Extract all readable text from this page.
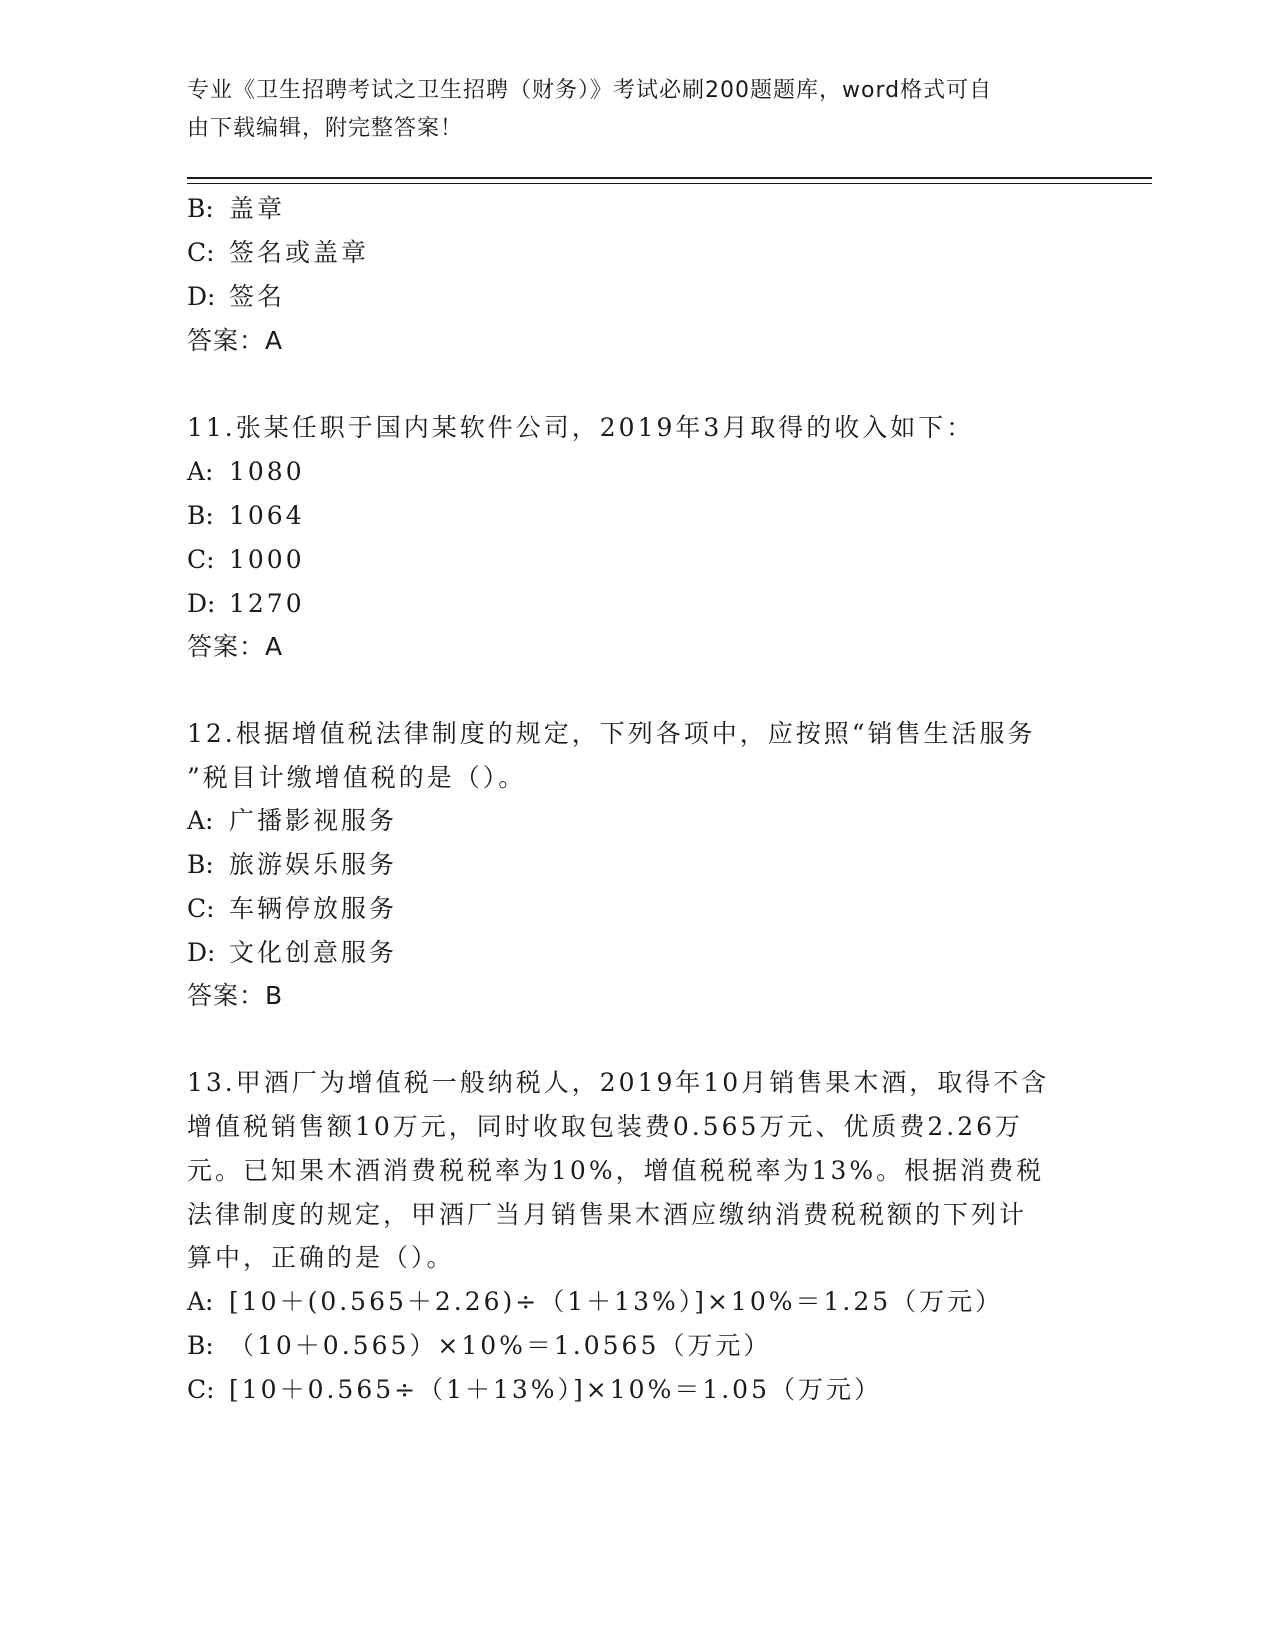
专业《卫生招聘考试之卫生招聘（财务）》考试必刷200题题库，word格式可自
由下载编辑，附完整答案！
B: 盖章
C: 签名或盖章
D: 签名
答案：A
11.张某任职于国内某软件公司，2019年3月取得的收入如下：
A: 1080
B: 1064
C: 1000
D: 1270
答案：A
12.根据增值税法律制度的规定，下列各项中，应按照“销售生活服务
”税目计缴增值税的是（）。
A: 广播影视服务
B: 旅游娱乐服务
C: 车辆停放服务
D: 文化创意服务
答案：B
13.甲酒厂为增值税一般纳税人，2019年10月销售果木酒，取得不含
增值税销售额10万元，同时收取包装费0.565万元、优质费2.26万
元。已知果木酒消费税税率为10%，增值税税率为13%。根据消费税
法律制度的规定，甲酒厂当月销售果木酒应缴纳消费税税额的下列计
算中，正确的是（）。
A: [10＋(0.565＋2.26)÷（1＋13%）]×10%＝1.25（万元）
B: （10＋0.565）×10%＝1.0565（万元）
C: [10＋0.565÷（1＋13%）]×10%＝1.05（万元）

EXERCISE OBJECTIVE:
Pictures excluded, quote all the data above exactly.

FINAL ANSWER:
Extract all readable text from this page.
专业《卫生招聘考试之卫生招聘（财务）》考试必刷200题题库，word格式可自
由下载编辑，附完整答案！
B: 盖章
C: 签名或盖章
D: 签名
答案：A
11.张某任职于国内某软件公司，2019年3月取得的收入如下：
A: 1080
B: 1064
C: 1000
D: 1270
答案：A
12.根据增值税法律制度的规定，下列各项中，应按照“销售生活服务
”税目计缴增值税的是（）。
A: 广播影视服务
B: 旅游娱乐服务
C: 车辆停放服务
D: 文化创意服务
答案：B
13.甲酒厂为增值税一般纳税人，2019年10月销售果木酒，取得不含
增值税销售额10万元，同时收取包装费0.565万元、优质费2.26万
元。已知果木酒消费税税率为10%，增值税税率为13%。根据消费税
法律制度的规定，甲酒厂当月销售果木酒应缴纳消费税税额的下列计
算中，正确的是（）。
A: [10＋(0.565＋2.26)÷（1＋13%）]×10%＝1.25（万元）
B: （10＋0.565）×10%＝1.0565（万元）
C: [10＋0.565÷（1＋13%）]×10%＝1.05（万元）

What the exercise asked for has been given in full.